Retype all the entries word for word, but omit the pictures.

-- Start of Available records --

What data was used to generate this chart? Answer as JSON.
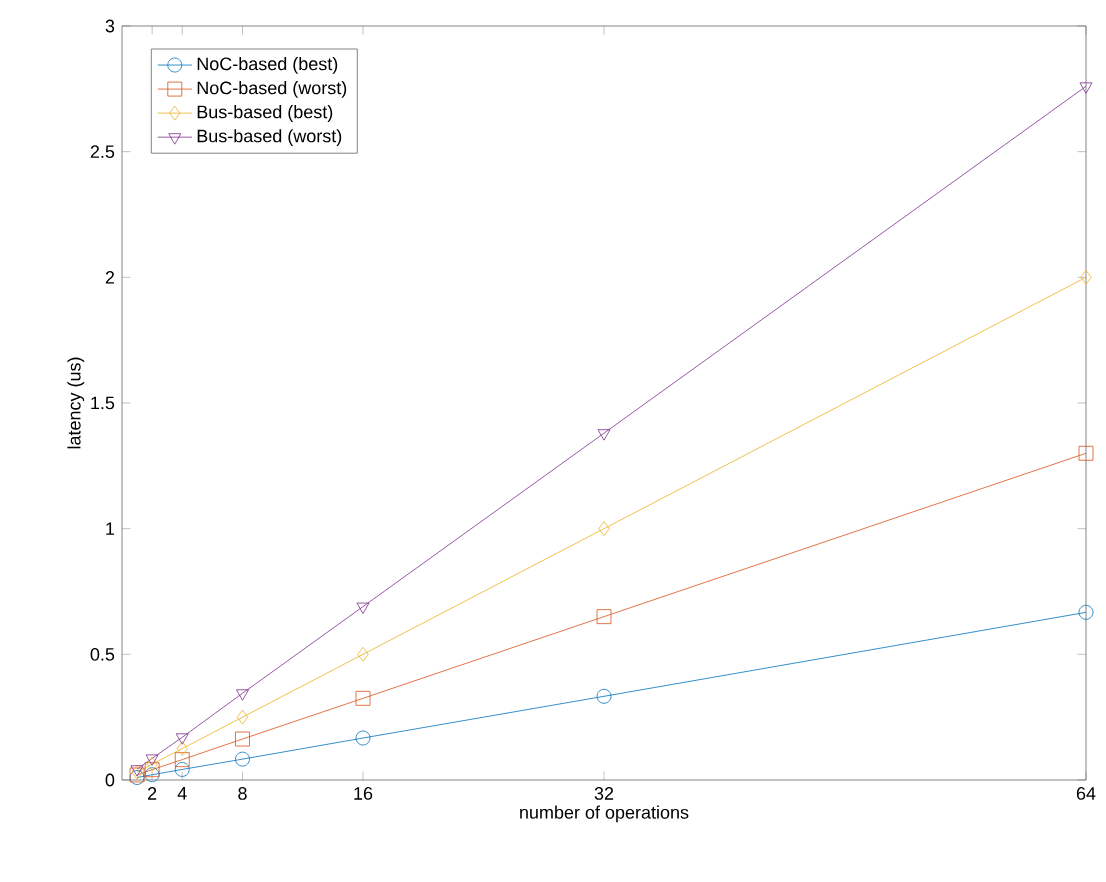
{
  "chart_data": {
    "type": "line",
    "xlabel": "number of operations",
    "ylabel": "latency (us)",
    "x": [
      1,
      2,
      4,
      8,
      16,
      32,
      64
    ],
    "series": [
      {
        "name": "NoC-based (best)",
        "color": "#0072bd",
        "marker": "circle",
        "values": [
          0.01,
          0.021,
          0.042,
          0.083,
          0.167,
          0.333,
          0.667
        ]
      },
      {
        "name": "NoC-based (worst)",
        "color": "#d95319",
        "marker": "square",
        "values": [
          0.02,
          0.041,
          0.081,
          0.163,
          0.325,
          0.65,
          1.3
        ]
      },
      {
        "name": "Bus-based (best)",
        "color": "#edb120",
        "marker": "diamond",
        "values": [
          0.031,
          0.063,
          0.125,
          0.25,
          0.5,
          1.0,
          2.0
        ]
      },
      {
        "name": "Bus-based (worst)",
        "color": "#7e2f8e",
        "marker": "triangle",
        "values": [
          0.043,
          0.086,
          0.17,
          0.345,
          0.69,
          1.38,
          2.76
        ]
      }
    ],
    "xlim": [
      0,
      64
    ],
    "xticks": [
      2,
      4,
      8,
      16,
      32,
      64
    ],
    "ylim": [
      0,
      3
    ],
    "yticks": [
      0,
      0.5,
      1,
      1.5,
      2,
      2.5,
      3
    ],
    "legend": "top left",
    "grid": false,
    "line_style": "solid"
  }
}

-- End of Available records --

The response:
What data was used to generate this chart? Answer as JSON.
{
  "chart_data": {
    "type": "line",
    "xlabel": "number of operations",
    "ylabel": "latency (us)",
    "x": [
      1,
      2,
      4,
      8,
      16,
      32,
      64
    ],
    "series": [
      {
        "name": "NoC-based (best)",
        "color": "#0072bd",
        "marker": "circle",
        "values": [
          0.01,
          0.021,
          0.042,
          0.083,
          0.167,
          0.333,
          0.667
        ]
      },
      {
        "name": "NoC-based (worst)",
        "color": "#d95319",
        "marker": "square",
        "values": [
          0.02,
          0.041,
          0.081,
          0.163,
          0.325,
          0.65,
          1.3
        ]
      },
      {
        "name": "Bus-based (best)",
        "color": "#edb120",
        "marker": "diamond",
        "values": [
          0.031,
          0.063,
          0.125,
          0.25,
          0.5,
          1.0,
          2.0
        ]
      },
      {
        "name": "Bus-based (worst)",
        "color": "#7e2f8e",
        "marker": "triangle",
        "values": [
          0.043,
          0.086,
          0.17,
          0.345,
          0.69,
          1.38,
          2.76
        ]
      }
    ],
    "xlim": [
      0,
      64
    ],
    "xticks": [
      2,
      4,
      8,
      16,
      32,
      64
    ],
    "ylim": [
      0,
      3
    ],
    "yticks": [
      0,
      0.5,
      1,
      1.5,
      2,
      2.5,
      3
    ],
    "legend": "top left",
    "grid": false,
    "line_style": "solid"
  }
}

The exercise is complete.